>> START Reading passage

# Racine or Belleville



## RiverWader (Apr 1, 2006)

Any one been fishing either place? Been doing any good?


----------



## toboso (Apr 14, 2004)

My buddy & I fished the Ohio side of Belleville Saturday night. We found saugeye suspended 5 feet deep over 13-19 feet of water--whodathunkit?

We went to the WV side and couldn't find slack water--all the flow was on the WV side.

We went down to Racine on the WV side to find the area "closed for the season"--bummer.

We went back to Racine on the OH side but had no success.

Pike Island has been the best shore fishing area for me this fall/winter.


----------



## RiverWader (Apr 1, 2006)

What were you catching the Sauger on , and about what time? If you dont mind sharing the Info? Thinking of Headed down Sunday but dont want to make the trip without the right Equipment.


----------



## toboso (Apr 14, 2004)

We were catching saugeye, not sauger--just for the record. I believe that all three cousins (walleye, sauger, saugeye) display subtle behavioral differences at time.

Any way, we caught them by swimming jigs & straight plastics. They wouldn't touch a suspending jerkbait. While there was upriver flow into the locks the fish were active. As soon as the current died in there the fish seemed to be done/gone.


----------



## riverKing (Jan 26, 2007)

sauger saugeye and walleye will all suspended but they often will go way up for baits too. if you were on the ohio river saugeye are the least likely of the three to catch, could have been walleye. show a pic, they were sauger, nothing personal at all i just get sick of everyone thinking every 'eye' is a saugeye. riverwader, as soon as it gets down i'll be down at racine, i heard from a little birdie they bit the other week when it was down and when it came up this past weekend they shut down. ...the hocking is almost low enough to cross...not the big o but its close and it gets fishable faster, usually


----------



## Mushijobah (May 4, 2004)

riverKing said:


> sauger saugeye and walleye will all suspended but they often will go way up for baits too. if you were on the ohio river saugeye are the least likely of the three to catch, could have been walleye. show a pic, they were sauger, nothing personal at all i just get sick of everyone thinking every 'eye' is a saugeye. riverwader, as soon as it gets down i'll be down at racine, i heard from a little birdie they bit the other week when it was down and when it came up this past weekend they shut down. ...the hocking is almost low enough to cross...not the big o but its close and it gets fishable faster, usually


Not true. How would the number one stocked percid in the Ohio River drainages be the least likely to catch? Walleye is definately at the bottom, personal experience at Greenup/Pike Island can back this up.


----------



## riverKing (Jan 26, 2007)

as the one on the boats conducting the population surveys on the ohio i cannot tell you how saugeye dont make it into the ohio i can only tell you what i saw. also WV stocks the native strain of walleye directly into the ohio river along that section, which are often mistaken even by people who know what they are looking for as saugeye. or maybe this is my personal experience shocking greenup and pike island.


----------



## RiverWader (Apr 1, 2006)

Has anyone fished either of these places lately that could give an update?


----------



## willthethrill77 (Mar 21, 2007)

went out today little chilly on the water....good day...there were three of us out there. missed more than we caught...we came home with 23 good ones...fished down toward the racine damn....caught em on a jig with a curly tail or minnow when it got slow fished about 4 hrs


----------



## RiverWader (Apr 1, 2006)

>> END Reading passage

Decide whether each statement agrees with the fishing thread, answering yes or no and quoting the words from it that settle the matter: 1. On the Ohio side of Belleville, the fish were found suspended 5 feet deep. 2. The fish readily took a suspending jerkbait. 3. The area at Racine on the WV side was found closed for the season. The lines that follow have no connection to the fishing thread.

>> START Given data

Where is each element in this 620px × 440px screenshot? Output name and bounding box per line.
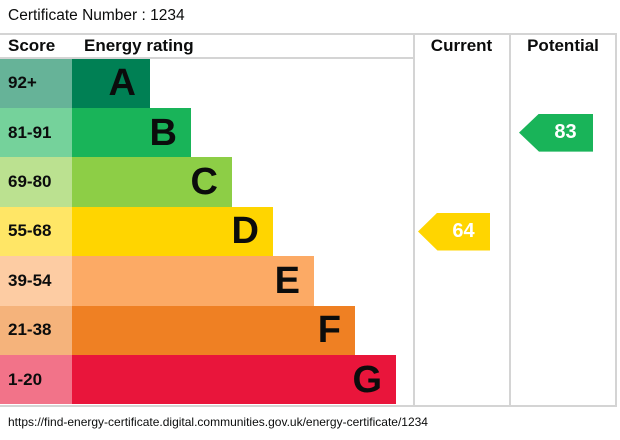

>> END Given data

◆ **Result**:
1. Yes: "We found saugeye suspended 5 feet deep over 13-19 feet of water"
2. No: "They wouldn't touch a suspending jerkbait."
3. Yes: "We went down to Racine on the WV side to find the area "closed for the season""